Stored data
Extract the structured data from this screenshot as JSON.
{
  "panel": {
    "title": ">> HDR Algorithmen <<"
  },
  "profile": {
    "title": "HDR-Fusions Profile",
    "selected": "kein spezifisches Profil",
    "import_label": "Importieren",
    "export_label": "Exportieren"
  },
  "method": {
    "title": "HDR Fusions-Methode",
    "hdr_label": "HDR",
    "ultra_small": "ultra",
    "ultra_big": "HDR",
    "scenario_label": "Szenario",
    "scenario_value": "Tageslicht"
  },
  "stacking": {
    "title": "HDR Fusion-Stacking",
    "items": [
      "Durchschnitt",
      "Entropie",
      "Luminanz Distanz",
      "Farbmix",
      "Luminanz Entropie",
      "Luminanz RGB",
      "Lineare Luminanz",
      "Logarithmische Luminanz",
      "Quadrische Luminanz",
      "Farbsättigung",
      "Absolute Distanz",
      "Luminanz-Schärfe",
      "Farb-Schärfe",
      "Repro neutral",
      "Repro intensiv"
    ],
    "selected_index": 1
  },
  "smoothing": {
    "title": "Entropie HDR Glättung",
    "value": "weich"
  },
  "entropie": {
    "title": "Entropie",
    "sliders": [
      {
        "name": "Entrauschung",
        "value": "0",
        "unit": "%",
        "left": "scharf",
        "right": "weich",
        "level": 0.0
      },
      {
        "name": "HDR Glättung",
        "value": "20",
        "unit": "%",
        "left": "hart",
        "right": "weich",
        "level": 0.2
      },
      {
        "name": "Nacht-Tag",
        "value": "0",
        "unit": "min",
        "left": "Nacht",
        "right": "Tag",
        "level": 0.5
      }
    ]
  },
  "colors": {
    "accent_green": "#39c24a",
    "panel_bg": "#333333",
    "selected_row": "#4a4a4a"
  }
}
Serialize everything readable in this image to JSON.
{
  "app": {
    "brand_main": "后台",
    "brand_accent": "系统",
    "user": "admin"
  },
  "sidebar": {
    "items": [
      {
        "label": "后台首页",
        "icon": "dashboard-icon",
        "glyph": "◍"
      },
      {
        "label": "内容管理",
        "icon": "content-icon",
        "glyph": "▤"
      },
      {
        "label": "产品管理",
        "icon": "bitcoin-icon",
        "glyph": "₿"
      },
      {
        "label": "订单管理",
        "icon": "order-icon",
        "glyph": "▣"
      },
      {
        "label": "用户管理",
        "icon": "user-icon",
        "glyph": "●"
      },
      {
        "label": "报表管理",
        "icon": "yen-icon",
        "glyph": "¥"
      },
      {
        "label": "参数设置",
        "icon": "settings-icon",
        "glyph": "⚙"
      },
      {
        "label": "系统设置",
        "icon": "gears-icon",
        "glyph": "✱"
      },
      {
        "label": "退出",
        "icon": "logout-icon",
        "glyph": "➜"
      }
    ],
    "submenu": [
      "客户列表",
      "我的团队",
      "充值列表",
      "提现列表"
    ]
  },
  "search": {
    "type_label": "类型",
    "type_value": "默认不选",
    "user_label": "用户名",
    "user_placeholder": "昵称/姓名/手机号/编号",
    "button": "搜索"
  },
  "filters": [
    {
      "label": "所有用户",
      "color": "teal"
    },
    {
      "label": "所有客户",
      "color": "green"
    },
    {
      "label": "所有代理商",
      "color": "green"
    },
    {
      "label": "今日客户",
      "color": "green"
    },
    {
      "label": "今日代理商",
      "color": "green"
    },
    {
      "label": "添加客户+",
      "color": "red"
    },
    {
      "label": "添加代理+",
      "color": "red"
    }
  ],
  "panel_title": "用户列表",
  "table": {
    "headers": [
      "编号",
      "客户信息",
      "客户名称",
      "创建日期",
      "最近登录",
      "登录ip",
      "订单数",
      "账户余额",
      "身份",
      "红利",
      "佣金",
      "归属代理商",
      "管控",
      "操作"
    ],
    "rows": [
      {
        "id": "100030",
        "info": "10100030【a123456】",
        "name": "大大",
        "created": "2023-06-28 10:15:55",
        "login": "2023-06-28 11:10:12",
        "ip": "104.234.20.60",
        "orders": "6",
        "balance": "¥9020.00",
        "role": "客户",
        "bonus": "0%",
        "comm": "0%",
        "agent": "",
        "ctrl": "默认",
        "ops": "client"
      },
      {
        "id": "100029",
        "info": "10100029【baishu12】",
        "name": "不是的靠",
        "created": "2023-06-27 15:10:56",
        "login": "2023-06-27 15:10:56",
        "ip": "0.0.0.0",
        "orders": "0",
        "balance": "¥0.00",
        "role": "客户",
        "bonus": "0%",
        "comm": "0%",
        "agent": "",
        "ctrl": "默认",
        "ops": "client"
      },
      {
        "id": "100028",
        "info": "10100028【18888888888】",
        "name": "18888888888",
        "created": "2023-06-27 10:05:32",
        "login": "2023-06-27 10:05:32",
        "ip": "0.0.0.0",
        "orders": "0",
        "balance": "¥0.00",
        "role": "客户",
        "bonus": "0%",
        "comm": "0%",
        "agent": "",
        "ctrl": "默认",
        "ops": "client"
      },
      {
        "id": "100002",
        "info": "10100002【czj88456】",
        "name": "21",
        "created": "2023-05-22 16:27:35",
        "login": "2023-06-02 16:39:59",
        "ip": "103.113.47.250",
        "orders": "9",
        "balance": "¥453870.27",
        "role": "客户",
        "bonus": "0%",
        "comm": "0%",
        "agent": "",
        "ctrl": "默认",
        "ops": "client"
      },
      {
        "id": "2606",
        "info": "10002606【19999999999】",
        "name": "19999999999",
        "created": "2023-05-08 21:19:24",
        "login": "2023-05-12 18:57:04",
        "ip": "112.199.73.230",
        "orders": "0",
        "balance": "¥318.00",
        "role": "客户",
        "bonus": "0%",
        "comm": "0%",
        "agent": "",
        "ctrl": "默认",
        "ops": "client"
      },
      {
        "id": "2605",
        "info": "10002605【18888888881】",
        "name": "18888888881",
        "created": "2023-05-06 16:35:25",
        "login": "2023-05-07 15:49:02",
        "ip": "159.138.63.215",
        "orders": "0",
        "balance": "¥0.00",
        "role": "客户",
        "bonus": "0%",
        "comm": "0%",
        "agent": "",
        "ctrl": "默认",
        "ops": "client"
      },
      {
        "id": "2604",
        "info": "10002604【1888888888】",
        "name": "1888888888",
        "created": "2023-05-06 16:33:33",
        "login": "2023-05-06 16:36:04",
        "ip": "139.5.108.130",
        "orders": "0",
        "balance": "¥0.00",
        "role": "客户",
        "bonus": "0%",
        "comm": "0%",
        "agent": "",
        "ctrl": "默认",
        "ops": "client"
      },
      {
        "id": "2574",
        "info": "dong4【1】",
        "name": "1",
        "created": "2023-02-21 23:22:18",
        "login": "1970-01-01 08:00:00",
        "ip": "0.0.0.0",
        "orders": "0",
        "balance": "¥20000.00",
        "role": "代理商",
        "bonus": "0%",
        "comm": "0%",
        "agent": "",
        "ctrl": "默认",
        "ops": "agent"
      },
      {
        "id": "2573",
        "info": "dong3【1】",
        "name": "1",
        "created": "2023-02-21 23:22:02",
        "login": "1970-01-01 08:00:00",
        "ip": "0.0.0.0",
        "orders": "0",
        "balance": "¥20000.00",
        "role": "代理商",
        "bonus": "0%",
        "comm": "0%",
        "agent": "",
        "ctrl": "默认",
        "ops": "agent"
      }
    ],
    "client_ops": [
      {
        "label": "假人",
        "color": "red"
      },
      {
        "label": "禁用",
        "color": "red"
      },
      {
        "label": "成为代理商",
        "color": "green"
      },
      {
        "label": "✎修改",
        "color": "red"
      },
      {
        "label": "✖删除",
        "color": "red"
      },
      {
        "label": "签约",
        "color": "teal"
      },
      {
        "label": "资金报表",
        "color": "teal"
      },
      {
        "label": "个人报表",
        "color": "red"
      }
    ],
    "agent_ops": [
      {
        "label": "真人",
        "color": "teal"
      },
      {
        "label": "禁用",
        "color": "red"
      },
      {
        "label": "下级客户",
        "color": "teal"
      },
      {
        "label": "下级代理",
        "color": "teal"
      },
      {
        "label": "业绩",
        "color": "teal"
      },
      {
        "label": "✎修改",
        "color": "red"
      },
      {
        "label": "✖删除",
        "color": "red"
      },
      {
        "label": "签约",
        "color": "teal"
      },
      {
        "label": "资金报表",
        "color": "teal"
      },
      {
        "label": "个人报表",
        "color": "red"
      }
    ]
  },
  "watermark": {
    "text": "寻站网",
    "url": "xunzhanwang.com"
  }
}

• [WHAT YOU WILL DO]
Look for lines containing the string "login" and copy them all.

• [EXERCISE RESPONSE]
        "login": "2023-06-28 11:10:12",
        "login": "2023-06-27 15:10:56",
        "login": "2023-06-27 10:05:32",
        "login": "2023-06-02 16:39:59",
        "login": "2023-05-12 18:57:04",
        "login": "2023-05-07 15:49:02",
        "login": "2023-05-06 16:36:04",
        "login": "1970-01-01 08:00:00",
        "login": "1970-01-01 08:00:00",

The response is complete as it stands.